--- Begin Provided material ---

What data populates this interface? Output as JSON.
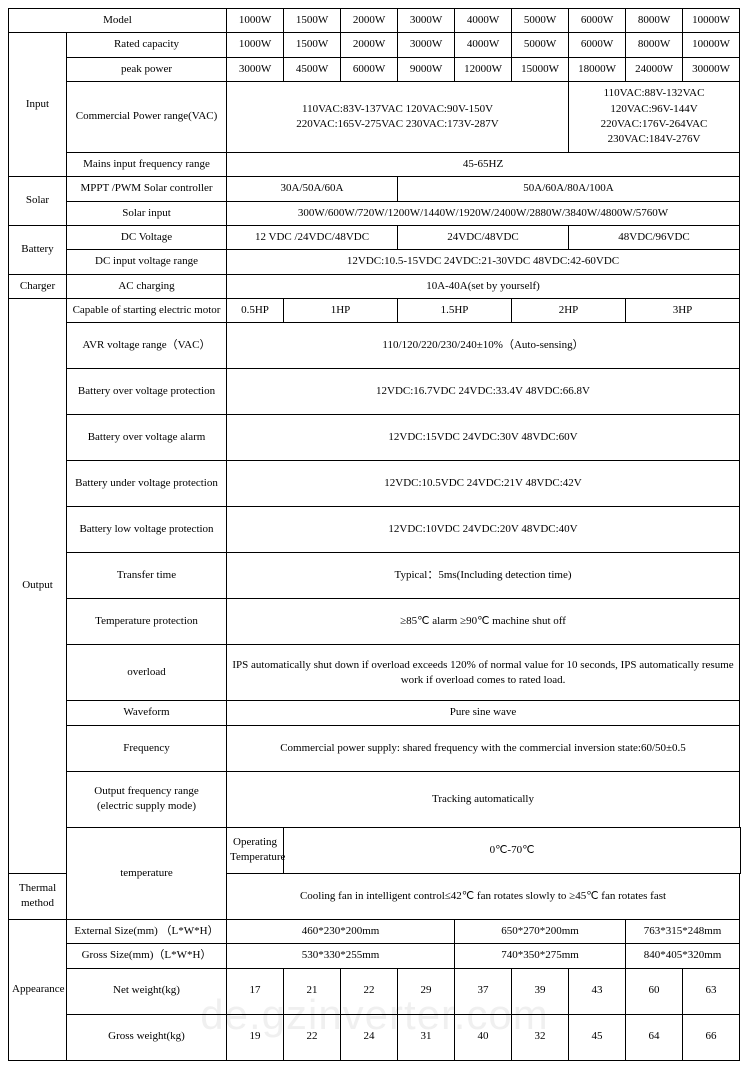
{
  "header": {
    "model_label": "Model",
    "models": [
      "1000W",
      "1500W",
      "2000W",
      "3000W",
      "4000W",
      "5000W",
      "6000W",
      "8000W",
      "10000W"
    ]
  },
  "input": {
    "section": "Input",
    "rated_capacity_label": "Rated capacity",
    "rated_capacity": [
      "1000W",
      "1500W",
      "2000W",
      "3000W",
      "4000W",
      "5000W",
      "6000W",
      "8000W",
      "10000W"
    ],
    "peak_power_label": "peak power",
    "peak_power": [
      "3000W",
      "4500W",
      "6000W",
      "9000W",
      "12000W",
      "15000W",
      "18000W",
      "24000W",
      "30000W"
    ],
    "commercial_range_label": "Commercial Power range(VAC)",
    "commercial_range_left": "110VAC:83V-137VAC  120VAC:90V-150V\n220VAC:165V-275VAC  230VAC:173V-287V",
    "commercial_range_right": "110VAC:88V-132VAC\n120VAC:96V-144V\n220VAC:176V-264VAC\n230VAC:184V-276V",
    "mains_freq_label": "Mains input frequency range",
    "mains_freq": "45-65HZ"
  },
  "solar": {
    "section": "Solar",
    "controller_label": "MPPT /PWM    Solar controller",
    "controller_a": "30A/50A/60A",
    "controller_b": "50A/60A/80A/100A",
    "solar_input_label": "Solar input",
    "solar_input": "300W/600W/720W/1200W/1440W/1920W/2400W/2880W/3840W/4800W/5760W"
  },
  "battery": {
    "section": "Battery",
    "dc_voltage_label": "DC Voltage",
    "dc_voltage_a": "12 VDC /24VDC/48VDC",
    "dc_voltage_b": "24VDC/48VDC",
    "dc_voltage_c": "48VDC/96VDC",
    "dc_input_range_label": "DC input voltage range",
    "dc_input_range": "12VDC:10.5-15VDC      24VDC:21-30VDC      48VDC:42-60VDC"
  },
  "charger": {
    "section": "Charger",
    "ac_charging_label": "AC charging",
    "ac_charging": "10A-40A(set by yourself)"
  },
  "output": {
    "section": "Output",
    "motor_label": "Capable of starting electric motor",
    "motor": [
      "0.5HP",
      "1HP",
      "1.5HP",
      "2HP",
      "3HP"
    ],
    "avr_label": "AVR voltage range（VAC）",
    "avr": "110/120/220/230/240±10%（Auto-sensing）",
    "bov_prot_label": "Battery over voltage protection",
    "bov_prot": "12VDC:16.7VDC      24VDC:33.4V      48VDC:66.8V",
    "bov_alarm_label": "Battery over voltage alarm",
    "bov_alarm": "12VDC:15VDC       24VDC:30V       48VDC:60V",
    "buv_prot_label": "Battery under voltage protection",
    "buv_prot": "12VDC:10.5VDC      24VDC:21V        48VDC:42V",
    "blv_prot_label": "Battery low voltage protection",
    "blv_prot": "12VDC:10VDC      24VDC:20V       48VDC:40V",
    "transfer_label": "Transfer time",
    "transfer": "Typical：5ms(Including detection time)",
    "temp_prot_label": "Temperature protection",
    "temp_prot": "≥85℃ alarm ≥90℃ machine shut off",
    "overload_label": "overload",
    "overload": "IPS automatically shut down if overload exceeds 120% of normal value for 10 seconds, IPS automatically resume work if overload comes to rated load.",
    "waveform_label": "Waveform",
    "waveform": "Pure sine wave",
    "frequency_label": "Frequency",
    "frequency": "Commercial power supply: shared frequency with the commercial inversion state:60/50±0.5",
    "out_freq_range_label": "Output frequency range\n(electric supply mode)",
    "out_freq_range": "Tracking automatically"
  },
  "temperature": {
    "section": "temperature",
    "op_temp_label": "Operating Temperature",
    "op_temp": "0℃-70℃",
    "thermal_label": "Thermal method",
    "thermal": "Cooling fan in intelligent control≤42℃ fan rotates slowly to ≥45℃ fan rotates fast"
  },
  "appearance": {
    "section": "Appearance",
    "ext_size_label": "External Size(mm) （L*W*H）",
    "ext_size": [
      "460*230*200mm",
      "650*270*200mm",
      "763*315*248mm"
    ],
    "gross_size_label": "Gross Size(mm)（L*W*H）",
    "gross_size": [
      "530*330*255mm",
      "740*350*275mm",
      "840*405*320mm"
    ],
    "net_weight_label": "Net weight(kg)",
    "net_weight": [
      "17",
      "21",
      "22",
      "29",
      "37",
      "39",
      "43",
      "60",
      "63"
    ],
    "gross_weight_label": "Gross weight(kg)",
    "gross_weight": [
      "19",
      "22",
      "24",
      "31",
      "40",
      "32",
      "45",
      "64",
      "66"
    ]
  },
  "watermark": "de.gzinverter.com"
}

--- End Provided material ---

● Goal: Write out each line of the data exactly; the images should be left out.

● Final answer:
What data populates this interface? Output as JSON.
{
  "header": {
    "model_label": "Model",
    "models": [
      "1000W",
      "1500W",
      "2000W",
      "3000W",
      "4000W",
      "5000W",
      "6000W",
      "8000W",
      "10000W"
    ]
  },
  "input": {
    "section": "Input",
    "rated_capacity_label": "Rated capacity",
    "rated_capacity": [
      "1000W",
      "1500W",
      "2000W",
      "3000W",
      "4000W",
      "5000W",
      "6000W",
      "8000W",
      "10000W"
    ],
    "peak_power_label": "peak power",
    "peak_power": [
      "3000W",
      "4500W",
      "6000W",
      "9000W",
      "12000W",
      "15000W",
      "18000W",
      "24000W",
      "30000W"
    ],
    "commercial_range_label": "Commercial Power range(VAC)",
    "commercial_range_left": "110VAC:83V-137VAC  120VAC:90V-150V\n220VAC:165V-275VAC  230VAC:173V-287V",
    "commercial_range_right": "110VAC:88V-132VAC\n120VAC:96V-144V\n220VAC:176V-264VAC\n230VAC:184V-276V",
    "mains_freq_label": "Mains input frequency range",
    "mains_freq": "45-65HZ"
  },
  "solar": {
    "section": "Solar",
    "controller_label": "MPPT /PWM    Solar controller",
    "controller_a": "30A/50A/60A",
    "controller_b": "50A/60A/80A/100A",
    "solar_input_label": "Solar input",
    "solar_input": "300W/600W/720W/1200W/1440W/1920W/2400W/2880W/3840W/4800W/5760W"
  },
  "battery": {
    "section": "Battery",
    "dc_voltage_label": "DC Voltage",
    "dc_voltage_a": "12 VDC /24VDC/48VDC",
    "dc_voltage_b": "24VDC/48VDC",
    "dc_voltage_c": "48VDC/96VDC",
    "dc_input_range_label": "DC input voltage range",
    "dc_input_range": "12VDC:10.5-15VDC      24VDC:21-30VDC      48VDC:42-60VDC"
  },
  "charger": {
    "section": "Charger",
    "ac_charging_label": "AC charging",
    "ac_charging": "10A-40A(set by yourself)"
  },
  "output": {
    "section": "Output",
    "motor_label": "Capable of starting electric motor",
    "motor": [
      "0.5HP",
      "1HP",
      "1.5HP",
      "2HP",
      "3HP"
    ],
    "avr_label": "AVR voltage range（VAC）",
    "avr": "110/120/220/230/240±10%（Auto-sensing）",
    "bov_prot_label": "Battery over voltage protection",
    "bov_prot": "12VDC:16.7VDC      24VDC:33.4V      48VDC:66.8V",
    "bov_alarm_label": "Battery over voltage alarm",
    "bov_alarm": "12VDC:15VDC       24VDC:30V       48VDC:60V",
    "buv_prot_label": "Battery under voltage protection",
    "buv_prot": "12VDC:10.5VDC      24VDC:21V        48VDC:42V",
    "blv_prot_label": "Battery low voltage protection",
    "blv_prot": "12VDC:10VDC      24VDC:20V       48VDC:40V",
    "transfer_label": "Transfer time",
    "transfer": "Typical：5ms(Including detection time)",
    "temp_prot_label": "Temperature protection",
    "temp_prot": "≥85℃ alarm ≥90℃ machine shut off",
    "overload_label": "overload",
    "overload": "IPS automatically shut down if overload exceeds 120% of normal value for 10 seconds, IPS automatically resume work if overload comes to rated load.",
    "waveform_label": "Waveform",
    "waveform": "Pure sine wave",
    "frequency_label": "Frequency",
    "frequency": "Commercial power supply: shared frequency with the commercial inversion state:60/50±0.5",
    "out_freq_range_label": "Output frequency range\n(electric supply mode)",
    "out_freq_range": "Tracking automatically"
  },
  "temperature": {
    "section": "temperature",
    "op_temp_label": "Operating Temperature",
    "op_temp": "0℃-70℃",
    "thermal_label": "Thermal method",
    "thermal": "Cooling fan in intelligent control≤42℃ fan rotates slowly to ≥45℃ fan rotates fast"
  },
  "appearance": {
    "section": "Appearance",
    "ext_size_label": "External Size(mm) （L*W*H）",
    "ext_size": [
      "460*230*200mm",
      "650*270*200mm",
      "763*315*248mm"
    ],
    "gross_size_label": "Gross Size(mm)（L*W*H）",
    "gross_size": [
      "530*330*255mm",
      "740*350*275mm",
      "840*405*320mm"
    ],
    "net_weight_label": "Net weight(kg)",
    "net_weight": [
      "17",
      "21",
      "22",
      "29",
      "37",
      "39",
      "43",
      "60",
      "63"
    ],
    "gross_weight_label": "Gross weight(kg)",
    "gross_weight": [
      "19",
      "22",
      "24",
      "31",
      "40",
      "32",
      "45",
      "64",
      "66"
    ]
  },
  "watermark": "de.gzinverter.com"
}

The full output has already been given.